> _Work instructions_:
Print the records below exactly as they appear.
--- BEGIN Record excerpts ---
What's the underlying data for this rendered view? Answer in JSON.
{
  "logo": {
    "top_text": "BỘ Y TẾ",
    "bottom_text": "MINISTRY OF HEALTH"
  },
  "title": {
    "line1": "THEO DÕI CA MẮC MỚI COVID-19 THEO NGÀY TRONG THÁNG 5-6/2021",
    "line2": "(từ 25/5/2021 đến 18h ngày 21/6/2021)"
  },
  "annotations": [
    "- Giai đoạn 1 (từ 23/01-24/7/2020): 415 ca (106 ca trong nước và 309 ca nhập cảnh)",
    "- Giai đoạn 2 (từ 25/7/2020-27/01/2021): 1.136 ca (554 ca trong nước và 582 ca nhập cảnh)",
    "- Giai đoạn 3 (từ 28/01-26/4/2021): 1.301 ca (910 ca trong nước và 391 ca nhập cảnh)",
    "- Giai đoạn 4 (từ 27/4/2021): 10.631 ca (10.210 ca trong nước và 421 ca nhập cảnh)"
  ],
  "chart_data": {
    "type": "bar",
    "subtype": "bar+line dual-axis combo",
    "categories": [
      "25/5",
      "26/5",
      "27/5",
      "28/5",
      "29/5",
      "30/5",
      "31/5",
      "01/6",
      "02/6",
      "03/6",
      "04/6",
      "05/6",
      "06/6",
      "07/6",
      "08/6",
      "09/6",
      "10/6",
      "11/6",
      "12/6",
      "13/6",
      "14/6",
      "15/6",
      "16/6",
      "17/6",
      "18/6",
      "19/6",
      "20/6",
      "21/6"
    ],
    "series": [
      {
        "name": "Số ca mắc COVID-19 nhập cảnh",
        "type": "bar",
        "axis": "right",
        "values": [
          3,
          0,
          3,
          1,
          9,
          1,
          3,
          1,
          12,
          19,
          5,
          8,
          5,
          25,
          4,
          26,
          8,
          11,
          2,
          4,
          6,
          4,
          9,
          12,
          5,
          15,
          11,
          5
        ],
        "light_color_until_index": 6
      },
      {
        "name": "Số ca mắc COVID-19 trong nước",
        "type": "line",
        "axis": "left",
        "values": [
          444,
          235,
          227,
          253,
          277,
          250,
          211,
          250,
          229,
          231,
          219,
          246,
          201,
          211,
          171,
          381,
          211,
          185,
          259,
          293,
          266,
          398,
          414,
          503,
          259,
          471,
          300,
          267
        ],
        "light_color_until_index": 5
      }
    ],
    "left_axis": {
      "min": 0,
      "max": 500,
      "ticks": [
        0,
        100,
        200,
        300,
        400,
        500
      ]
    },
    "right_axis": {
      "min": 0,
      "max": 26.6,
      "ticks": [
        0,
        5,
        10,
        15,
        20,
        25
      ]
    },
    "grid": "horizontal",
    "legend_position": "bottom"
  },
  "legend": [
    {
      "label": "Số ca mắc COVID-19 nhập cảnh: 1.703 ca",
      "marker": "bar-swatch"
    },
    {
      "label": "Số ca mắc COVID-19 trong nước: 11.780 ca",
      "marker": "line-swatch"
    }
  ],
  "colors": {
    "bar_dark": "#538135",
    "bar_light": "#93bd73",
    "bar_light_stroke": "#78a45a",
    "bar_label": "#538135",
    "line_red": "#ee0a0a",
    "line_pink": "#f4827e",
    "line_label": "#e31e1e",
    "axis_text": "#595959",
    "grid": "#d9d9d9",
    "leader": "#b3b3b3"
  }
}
--- END Record excerpts ---
> _Finished exercise_:
What's the underlying data for this rendered view? Answer in JSON.
{
  "logo": {
    "top_text": "BỘ Y TẾ",
    "bottom_text": "MINISTRY OF HEALTH"
  },
  "title": {
    "line1": "THEO DÕI CA MẮC MỚI COVID-19 THEO NGÀY TRONG THÁNG 5-6/2021",
    "line2": "(từ 25/5/2021 đến 18h ngày 21/6/2021)"
  },
  "annotations": [
    "- Giai đoạn 1 (từ 23/01-24/7/2020): 415 ca (106 ca trong nước và 309 ca nhập cảnh)",
    "- Giai đoạn 2 (từ 25/7/2020-27/01/2021): 1.136 ca (554 ca trong nước và 582 ca nhập cảnh)",
    "- Giai đoạn 3 (từ 28/01-26/4/2021): 1.301 ca (910 ca trong nước và 391 ca nhập cảnh)",
    "- Giai đoạn 4 (từ 27/4/2021): 10.631 ca (10.210 ca trong nước và 421 ca nhập cảnh)"
  ],
  "chart_data": {
    "type": "bar",
    "subtype": "bar+line dual-axis combo",
    "categories": [
      "25/5",
      "26/5",
      "27/5",
      "28/5",
      "29/5",
      "30/5",
      "31/5",
      "01/6",
      "02/6",
      "03/6",
      "04/6",
      "05/6",
      "06/6",
      "07/6",
      "08/6",
      "09/6",
      "10/6",
      "11/6",
      "12/6",
      "13/6",
      "14/6",
      "15/6",
      "16/6",
      "17/6",
      "18/6",
      "19/6",
      "20/6",
      "21/6"
    ],
    "series": [
      {
        "name": "Số ca mắc COVID-19 nhập cảnh",
        "type": "bar",
        "axis": "right",
        "values": [
          3,
          0,
          3,
          1,
          9,
          1,
          3,
          1,
          12,
          19,
          5,
          8,
          5,
          25,
          4,
          26,
          8,
          11,
          2,
          4,
          6,
          4,
          9,
          12,
          5,
          15,
          11,
          5
        ],
        "light_color_until_index": 6
      },
      {
        "name": "Số ca mắc COVID-19 trong nước",
        "type": "line",
        "axis": "left",
        "values": [
          444,
          235,
          227,
          253,
          277,
          250,
          211,
          250,
          229,
          231,
          219,
          246,
          201,
          211,
          171,
          381,
          211,
          185,
          259,
          293,
          266,
          398,
          414,
          503,
          259,
          471,
          300,
          267
        ],
        "light_color_until_index": 5
      }
    ],
    "left_axis": {
      "min": 0,
      "max": 500,
      "ticks": [
        0,
        100,
        200,
        300,
        400,
        500
      ]
    },
    "right_axis": {
      "min": 0,
      "max": 26.6,
      "ticks": [
        0,
        5,
        10,
        15,
        20,
        25
      ]
    },
    "grid": "horizontal",
    "legend_position": "bottom"
  },
  "legend": [
    {
      "label": "Số ca mắc COVID-19 nhập cảnh: 1.703 ca",
      "marker": "bar-swatch"
    },
    {
      "label": "Số ca mắc COVID-19 trong nước: 11.780 ca",
      "marker": "line-swatch"
    }
  ],
  "colors": {
    "bar_dark": "#538135",
    "bar_light": "#93bd73",
    "bar_light_stroke": "#78a45a",
    "bar_label": "#538135",
    "line_red": "#ee0a0a",
    "line_pink": "#f4827e",
    "line_label": "#e31e1e",
    "axis_text": "#595959",
    "grid": "#d9d9d9",
    "leader": "#b3b3b3"
  }
}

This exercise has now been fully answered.